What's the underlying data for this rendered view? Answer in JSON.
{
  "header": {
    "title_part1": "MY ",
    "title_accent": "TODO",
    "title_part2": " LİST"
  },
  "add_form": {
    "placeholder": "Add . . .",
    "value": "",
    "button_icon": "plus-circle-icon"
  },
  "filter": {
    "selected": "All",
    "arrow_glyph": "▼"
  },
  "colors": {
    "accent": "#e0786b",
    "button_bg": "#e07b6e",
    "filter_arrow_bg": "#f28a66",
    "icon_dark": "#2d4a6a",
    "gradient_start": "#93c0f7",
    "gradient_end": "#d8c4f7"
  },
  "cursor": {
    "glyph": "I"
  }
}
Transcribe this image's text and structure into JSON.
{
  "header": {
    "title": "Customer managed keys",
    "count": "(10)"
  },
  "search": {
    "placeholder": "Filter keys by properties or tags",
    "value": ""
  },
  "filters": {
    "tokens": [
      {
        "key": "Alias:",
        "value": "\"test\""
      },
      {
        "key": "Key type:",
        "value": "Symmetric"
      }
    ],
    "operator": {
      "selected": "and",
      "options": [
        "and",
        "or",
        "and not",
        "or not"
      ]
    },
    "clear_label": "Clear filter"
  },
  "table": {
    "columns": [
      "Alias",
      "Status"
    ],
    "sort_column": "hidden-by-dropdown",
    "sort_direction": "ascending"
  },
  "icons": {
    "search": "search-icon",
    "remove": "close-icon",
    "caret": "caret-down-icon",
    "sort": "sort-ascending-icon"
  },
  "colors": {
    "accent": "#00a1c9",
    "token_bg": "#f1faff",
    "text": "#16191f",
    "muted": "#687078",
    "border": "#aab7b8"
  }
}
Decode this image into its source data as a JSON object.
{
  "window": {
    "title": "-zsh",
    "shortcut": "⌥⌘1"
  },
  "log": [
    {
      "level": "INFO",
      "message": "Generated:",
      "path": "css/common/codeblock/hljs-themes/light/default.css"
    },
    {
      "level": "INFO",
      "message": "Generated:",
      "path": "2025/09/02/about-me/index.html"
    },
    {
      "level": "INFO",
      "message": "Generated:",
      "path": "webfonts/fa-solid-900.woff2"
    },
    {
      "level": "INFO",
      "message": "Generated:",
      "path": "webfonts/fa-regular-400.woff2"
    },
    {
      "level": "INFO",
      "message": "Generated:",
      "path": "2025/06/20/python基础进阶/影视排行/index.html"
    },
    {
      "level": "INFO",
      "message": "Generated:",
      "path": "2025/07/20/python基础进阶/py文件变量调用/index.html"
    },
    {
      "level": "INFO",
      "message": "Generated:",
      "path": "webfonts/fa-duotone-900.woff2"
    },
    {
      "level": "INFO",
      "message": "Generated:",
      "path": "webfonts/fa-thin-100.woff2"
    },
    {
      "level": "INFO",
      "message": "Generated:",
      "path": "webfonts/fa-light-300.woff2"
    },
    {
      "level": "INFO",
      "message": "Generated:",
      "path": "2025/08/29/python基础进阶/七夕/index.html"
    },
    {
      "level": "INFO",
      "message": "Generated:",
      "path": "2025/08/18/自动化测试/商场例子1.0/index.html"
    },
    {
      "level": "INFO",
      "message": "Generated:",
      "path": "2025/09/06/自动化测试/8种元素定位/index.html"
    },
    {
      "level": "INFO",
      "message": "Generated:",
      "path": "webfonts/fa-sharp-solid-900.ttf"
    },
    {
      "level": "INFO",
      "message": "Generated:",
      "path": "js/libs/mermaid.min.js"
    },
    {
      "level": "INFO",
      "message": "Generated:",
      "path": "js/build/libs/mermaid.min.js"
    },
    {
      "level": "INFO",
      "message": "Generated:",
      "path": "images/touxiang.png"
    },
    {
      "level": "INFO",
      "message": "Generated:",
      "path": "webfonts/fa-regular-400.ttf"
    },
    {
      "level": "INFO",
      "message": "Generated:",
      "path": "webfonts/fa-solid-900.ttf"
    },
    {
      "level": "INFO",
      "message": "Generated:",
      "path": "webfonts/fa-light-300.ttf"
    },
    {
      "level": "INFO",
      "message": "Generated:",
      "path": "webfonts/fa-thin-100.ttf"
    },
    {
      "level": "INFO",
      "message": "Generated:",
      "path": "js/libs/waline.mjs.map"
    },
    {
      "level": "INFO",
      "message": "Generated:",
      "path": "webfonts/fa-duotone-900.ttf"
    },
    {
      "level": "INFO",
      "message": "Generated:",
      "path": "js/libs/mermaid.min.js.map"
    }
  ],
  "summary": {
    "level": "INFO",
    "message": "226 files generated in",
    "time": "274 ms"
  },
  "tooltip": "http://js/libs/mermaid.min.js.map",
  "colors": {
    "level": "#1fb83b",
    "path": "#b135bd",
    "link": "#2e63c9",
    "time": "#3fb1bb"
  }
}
▬▬▬▬▬▬▬▬▬▬
The request - Copy out each line exactly as written.

Output for this task -
What's the underlying data for this rendered view? Answer in JSON.
{
  "header": {
    "title_part1": "MY ",
    "title_accent": "TODO",
    "title_part2": " LİST"
  },
  "add_form": {
    "placeholder": "Add . . .",
    "value": "",
    "button_icon": "plus-circle-icon"
  },
  "filter": {
    "selected": "All",
    "arrow_glyph": "▼"
  },
  "colors": {
    "accent": "#e0786b",
    "button_bg": "#e07b6e",
    "filter_arrow_bg": "#f28a66",
    "icon_dark": "#2d4a6a",
    "gradient_start": "#93c0f7",
    "gradient_end": "#d8c4f7"
  },
  "cursor": {
    "glyph": "I"
  }
}
Transcribe this image's text and structure into JSON.
{
  "header": {
    "title": "Customer managed keys",
    "count": "(10)"
  },
  "search": {
    "placeholder": "Filter keys by properties or tags",
    "value": ""
  },
  "filters": {
    "tokens": [
      {
        "key": "Alias:",
        "value": "\"test\""
      },
      {
        "key": "Key type:",
        "value": "Symmetric"
      }
    ],
    "operator": {
      "selected": "and",
      "options": [
        "and",
        "or",
        "and not",
        "or not"
      ]
    },
    "clear_label": "Clear filter"
  },
  "table": {
    "columns": [
      "Alias",
      "Status"
    ],
    "sort_column": "hidden-by-dropdown",
    "sort_direction": "ascending"
  },
  "icons": {
    "search": "search-icon",
    "remove": "close-icon",
    "caret": "caret-down-icon",
    "sort": "sort-ascending-icon"
  },
  "colors": {
    "accent": "#00a1c9",
    "token_bg": "#f1faff",
    "text": "#16191f",
    "muted": "#687078",
    "border": "#aab7b8"
  }
}
Decode this image into its source data as a JSON object.
{
  "window": {
    "title": "-zsh",
    "shortcut": "⌥⌘1"
  },
  "log": [
    {
      "level": "INFO",
      "message": "Generated:",
      "path": "css/common/codeblock/hljs-themes/light/default.css"
    },
    {
      "level": "INFO",
      "message": "Generated:",
      "path": "2025/09/02/about-me/index.html"
    },
    {
      "level": "INFO",
      "message": "Generated:",
      "path": "webfonts/fa-solid-900.woff2"
    },
    {
      "level": "INFO",
      "message": "Generated:",
      "path": "webfonts/fa-regular-400.woff2"
    },
    {
      "level": "INFO",
      "message": "Generated:",
      "path": "2025/06/20/python基础进阶/影视排行/index.html"
    },
    {
      "level": "INFO",
      "message": "Generated:",
      "path": "2025/07/20/python基础进阶/py文件变量调用/index.html"
    },
    {
      "level": "INFO",
      "message": "Generated:",
      "path": "webfonts/fa-duotone-900.woff2"
    },
    {
      "level": "INFO",
      "message": "Generated:",
      "path": "webfonts/fa-thin-100.woff2"
    },
    {
      "level": "INFO",
      "message": "Generated:",
      "path": "webfonts/fa-light-300.woff2"
    },
    {
      "level": "INFO",
      "message": "Generated:",
      "path": "2025/08/29/python基础进阶/七夕/index.html"
    },
    {
      "level": "INFO",
      "message": "Generated:",
      "path": "2025/08/18/自动化测试/商场例子1.0/index.html"
    },
    {
      "level": "INFO",
      "message": "Generated:",
      "path": "2025/09/06/自动化测试/8种元素定位/index.html"
    },
    {
      "level": "INFO",
      "message": "Generated:",
      "path": "webfonts/fa-sharp-solid-900.ttf"
    },
    {
      "level": "INFO",
      "message": "Generated:",
      "path": "js/libs/mermaid.min.js"
    },
    {
      "level": "INFO",
      "message": "Generated:",
      "path": "js/build/libs/mermaid.min.js"
    },
    {
      "level": "INFO",
      "message": "Generated:",
      "path": "images/touxiang.png"
    },
    {
      "level": "INFO",
      "message": "Generated:",
      "path": "webfonts/fa-regular-400.ttf"
    },
    {
      "level": "INFO",
      "message": "Generated:",
      "path": "webfonts/fa-solid-900.ttf"
    },
    {
      "level": "INFO",
      "message": "Generated:",
      "path": "webfonts/fa-light-300.ttf"
    },
    {
      "level": "INFO",
      "message": "Generated:",
      "path": "webfonts/fa-thin-100.ttf"
    },
    {
      "level": "INFO",
      "message": "Generated:",
      "path": "js/libs/waline.mjs.map"
    },
    {
      "level": "INFO",
      "message": "Generated:",
      "path": "webfonts/fa-duotone-900.ttf"
    },
    {
      "level": "INFO",
      "message": "Generated:",
      "path": "js/libs/mermaid.min.js.map"
    }
  ],
  "summary": {
    "level": "INFO",
    "message": "226 files generated in",
    "time": "274 ms"
  },
  "tooltip": "http://js/libs/mermaid.min.js.map",
  "colors": {
    "level": "#1fb83b",
    "path": "#b135bd",
    "link": "#2e63c9",
    "time": "#3fb1bb"
  }
}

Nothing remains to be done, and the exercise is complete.